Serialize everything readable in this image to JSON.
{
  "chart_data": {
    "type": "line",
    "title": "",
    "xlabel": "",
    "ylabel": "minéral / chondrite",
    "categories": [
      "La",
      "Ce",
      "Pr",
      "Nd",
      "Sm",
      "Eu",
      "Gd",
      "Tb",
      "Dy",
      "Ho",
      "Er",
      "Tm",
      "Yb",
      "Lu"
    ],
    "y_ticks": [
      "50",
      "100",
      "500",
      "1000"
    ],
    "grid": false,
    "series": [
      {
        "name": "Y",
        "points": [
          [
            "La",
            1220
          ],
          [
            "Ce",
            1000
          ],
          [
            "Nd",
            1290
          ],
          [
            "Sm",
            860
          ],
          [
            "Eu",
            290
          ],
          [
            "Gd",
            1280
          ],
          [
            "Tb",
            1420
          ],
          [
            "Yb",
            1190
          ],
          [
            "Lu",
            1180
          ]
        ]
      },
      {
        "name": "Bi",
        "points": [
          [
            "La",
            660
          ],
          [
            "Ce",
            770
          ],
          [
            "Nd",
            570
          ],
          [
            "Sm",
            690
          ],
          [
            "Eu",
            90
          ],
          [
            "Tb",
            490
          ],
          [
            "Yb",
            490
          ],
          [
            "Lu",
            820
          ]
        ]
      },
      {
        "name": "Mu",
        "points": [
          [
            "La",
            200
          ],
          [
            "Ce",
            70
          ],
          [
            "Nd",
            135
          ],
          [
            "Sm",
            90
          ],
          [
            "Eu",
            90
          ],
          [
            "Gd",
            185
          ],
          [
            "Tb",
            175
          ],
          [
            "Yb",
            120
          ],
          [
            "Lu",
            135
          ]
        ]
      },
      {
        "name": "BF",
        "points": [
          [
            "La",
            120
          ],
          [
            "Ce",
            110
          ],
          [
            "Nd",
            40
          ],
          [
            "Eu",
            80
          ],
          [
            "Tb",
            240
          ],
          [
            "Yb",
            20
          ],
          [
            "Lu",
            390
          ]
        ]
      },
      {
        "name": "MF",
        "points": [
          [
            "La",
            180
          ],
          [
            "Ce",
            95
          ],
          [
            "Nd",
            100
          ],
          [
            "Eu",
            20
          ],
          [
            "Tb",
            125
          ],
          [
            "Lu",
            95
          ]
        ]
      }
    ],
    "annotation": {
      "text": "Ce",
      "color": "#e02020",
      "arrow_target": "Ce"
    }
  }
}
----------------------------------------
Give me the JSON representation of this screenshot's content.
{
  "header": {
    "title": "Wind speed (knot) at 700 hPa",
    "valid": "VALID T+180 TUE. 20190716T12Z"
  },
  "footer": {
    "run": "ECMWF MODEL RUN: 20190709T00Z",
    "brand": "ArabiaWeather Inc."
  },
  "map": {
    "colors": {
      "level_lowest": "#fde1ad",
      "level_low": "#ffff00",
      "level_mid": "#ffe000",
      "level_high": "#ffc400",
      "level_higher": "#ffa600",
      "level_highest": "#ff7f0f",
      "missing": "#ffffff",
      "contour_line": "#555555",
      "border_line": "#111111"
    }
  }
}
----------------------------------------
#### What to do
Review the preceding data and report every line that includes the string "title".

#### Final result
    "title": "",
    "title": "Wind speed (knot) at 700 hPa",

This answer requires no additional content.